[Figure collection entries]
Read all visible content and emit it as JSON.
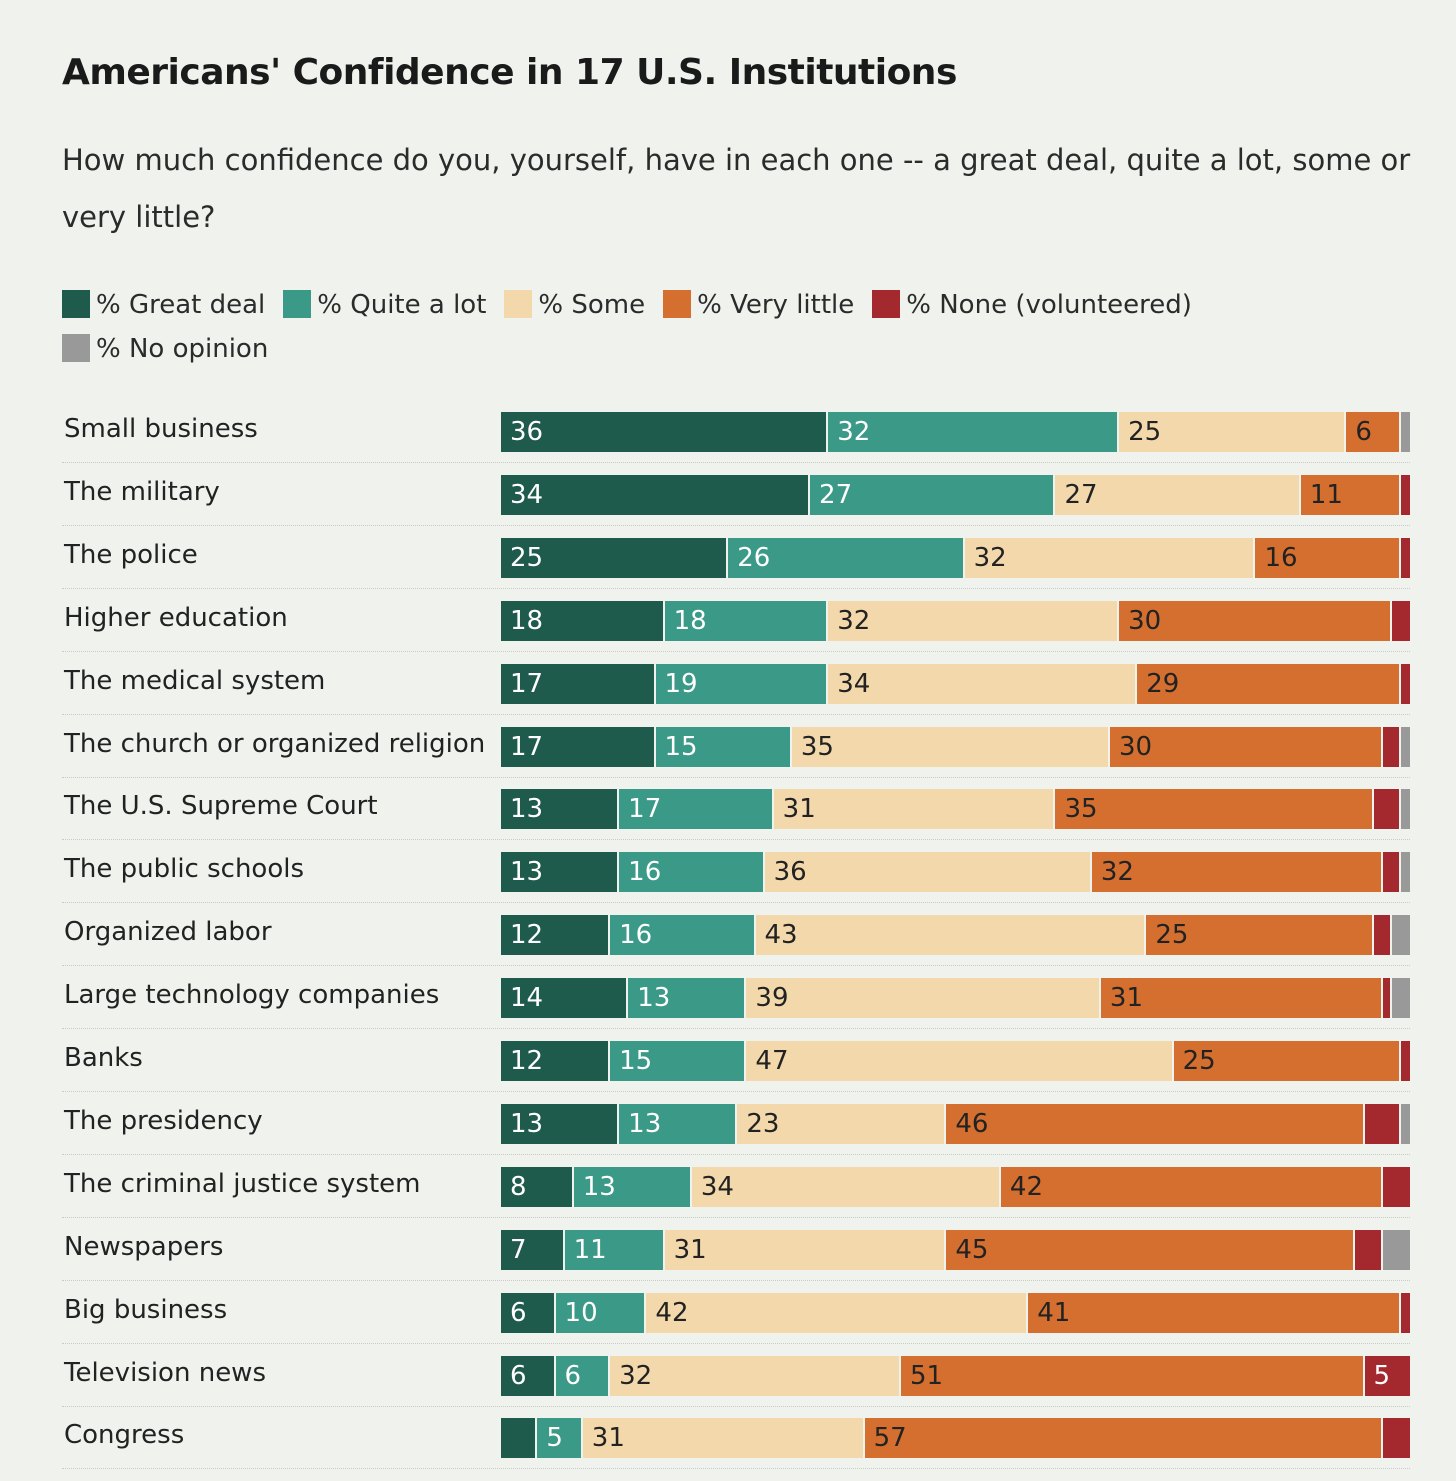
{
  "title": "Americans' Confidence in 17 U.S. Institutions",
  "subtitle": "How much confidence do you, yourself, have in each one -- a great deal, quite a lot, some or very little?",
  "chart_data": {
    "type": "bar",
    "stacked": true,
    "orientation": "horizontal",
    "xlim": [
      0,
      100
    ],
    "legend_position": "top",
    "categories": [
      "Small business",
      "The military",
      "The police",
      "Higher education",
      "The medical system",
      "The church or organized religion",
      "The U.S. Supreme Court",
      "The public schools",
      "Organized labor",
      "Large technology companies",
      "Banks",
      "The presidency",
      "The criminal justice system",
      "Newspapers",
      "Big business",
      "Television news",
      "Congress"
    ],
    "series": [
      {
        "name": "% Great deal",
        "color": "#1f5b4d",
        "label_color": "#ffffff",
        "values": [
          36,
          34,
          25,
          18,
          17,
          17,
          13,
          13,
          12,
          14,
          12,
          13,
          8,
          7,
          6,
          6,
          4
        ]
      },
      {
        "name": "% Quite a lot",
        "color": "#3b9987",
        "label_color": "#ffffff",
        "values": [
          32,
          27,
          26,
          18,
          19,
          15,
          17,
          16,
          16,
          13,
          15,
          13,
          13,
          11,
          10,
          6,
          5
        ]
      },
      {
        "name": "% Some",
        "color": "#f3d8ab",
        "label_color": "#222222",
        "values": [
          25,
          27,
          32,
          32,
          34,
          35,
          31,
          36,
          43,
          39,
          47,
          23,
          34,
          31,
          42,
          32,
          31
        ]
      },
      {
        "name": "% Very little",
        "color": "#d46f30",
        "label_color": "#222222",
        "values": [
          6,
          11,
          16,
          30,
          29,
          30,
          35,
          32,
          25,
          31,
          25,
          46,
          42,
          45,
          41,
          51,
          57
        ]
      },
      {
        "name": "% None (volunteered)",
        "color": "#a3292e",
        "label_color": "#ffffff",
        "values": [
          0,
          1,
          1,
          2,
          1,
          2,
          3,
          2,
          2,
          1,
          1,
          4,
          3,
          3,
          1,
          5,
          3
        ]
      },
      {
        "name": "% No opinion",
        "color": "#999999",
        "label_color": "#ffffff",
        "values": [
          1,
          0,
          0,
          0,
          0,
          1,
          1,
          1,
          2,
          2,
          0,
          1,
          0,
          3,
          0,
          0,
          0
        ]
      }
    ]
  }
}
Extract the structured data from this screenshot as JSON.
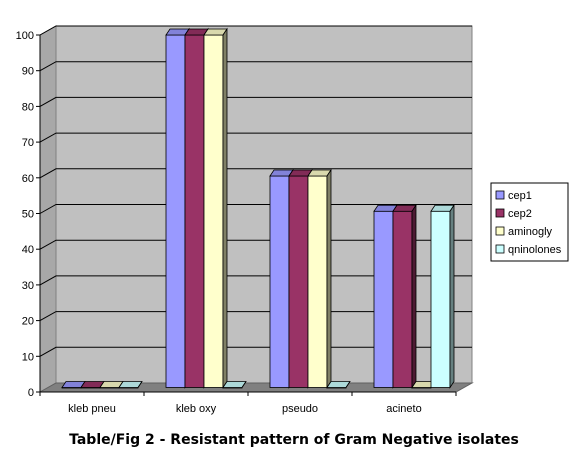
{
  "caption": "Table/Fig 2 - Resistant pattern of Gram Negative isolates",
  "chart_data": {
    "type": "bar",
    "title": "",
    "xlabel": "",
    "ylabel": "",
    "categories": [
      "kleb pneu",
      "kleb oxy",
      "pseudo",
      "acineto"
    ],
    "series": [
      {
        "name": "cep1",
        "values": [
          0,
          100,
          60,
          50
        ]
      },
      {
        "name": "cep2",
        "values": [
          0,
          100,
          60,
          50
        ]
      },
      {
        "name": "aminogly",
        "values": [
          0,
          100,
          60,
          0
        ]
      },
      {
        "name": "qninolones",
        "values": [
          0,
          0,
          0,
          50
        ]
      }
    ],
    "ylim": [
      0,
      100
    ],
    "yticks": [
      0,
      10,
      20,
      30,
      40,
      50,
      60,
      70,
      80,
      90,
      100
    ],
    "grid": true,
    "legend_position": "right",
    "colors": {
      "series": [
        "#9999ff",
        "#993366",
        "#ffffcc",
        "#ccffff"
      ],
      "plot_background": "#c0c0c0",
      "gridline": "#000000"
    }
  }
}
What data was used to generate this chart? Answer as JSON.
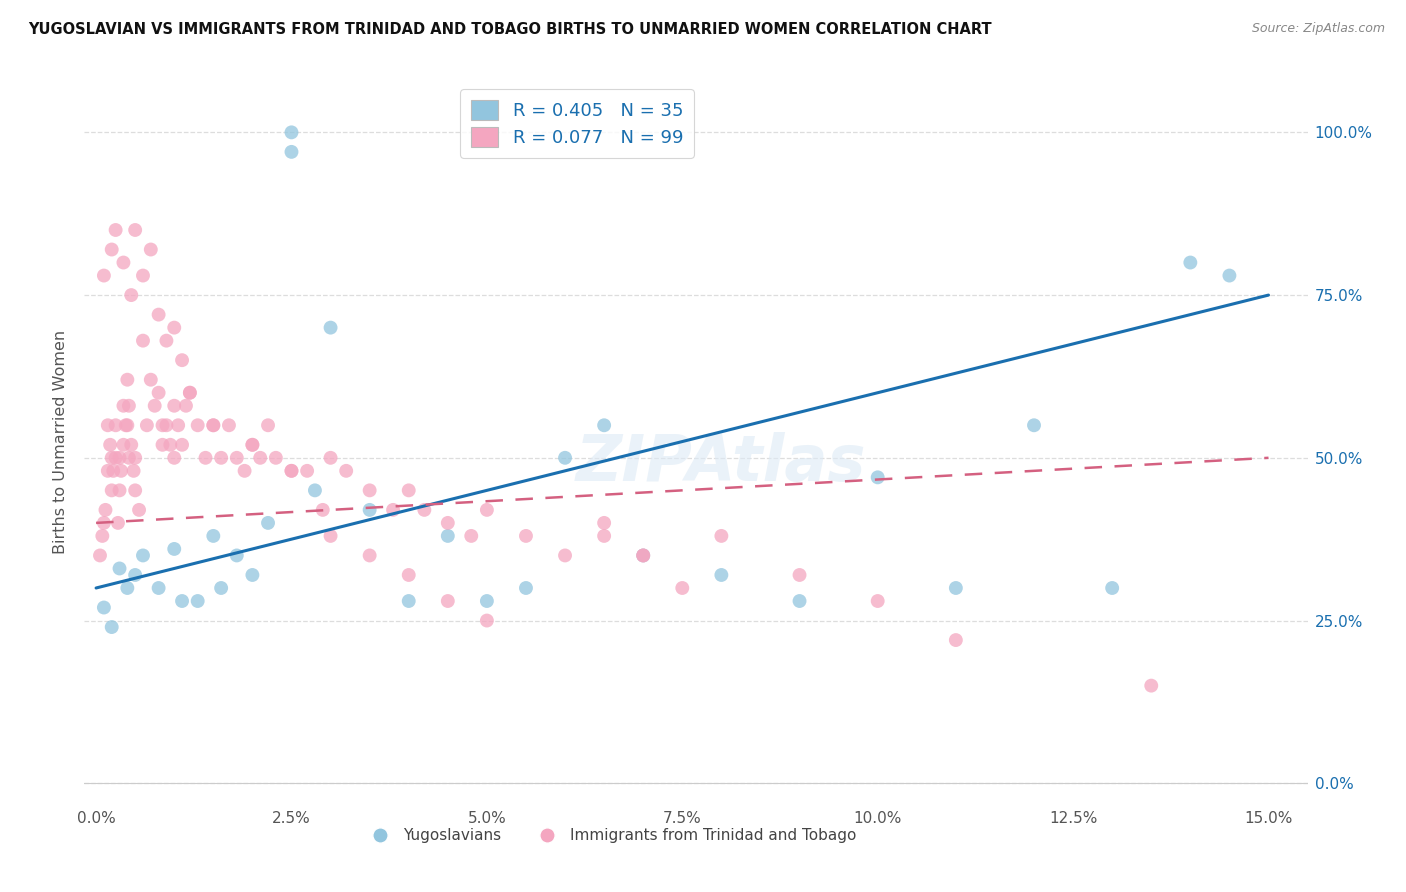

> [REQUIREMENTS]:
In the records above, find the lines containing "name" and copy them.

> [TASK OUTPUT]:
        "name": "% Great deal",
        "name": "% Quite a lot",
        "name": "% Some",
        "name": "% Very little",
        "name": "% None (volunteered)",
        "name": "% No opinion",
        "name": "cep1",
        "name": "cep2",
        "name": "aminogly",
        "name": "qninolones",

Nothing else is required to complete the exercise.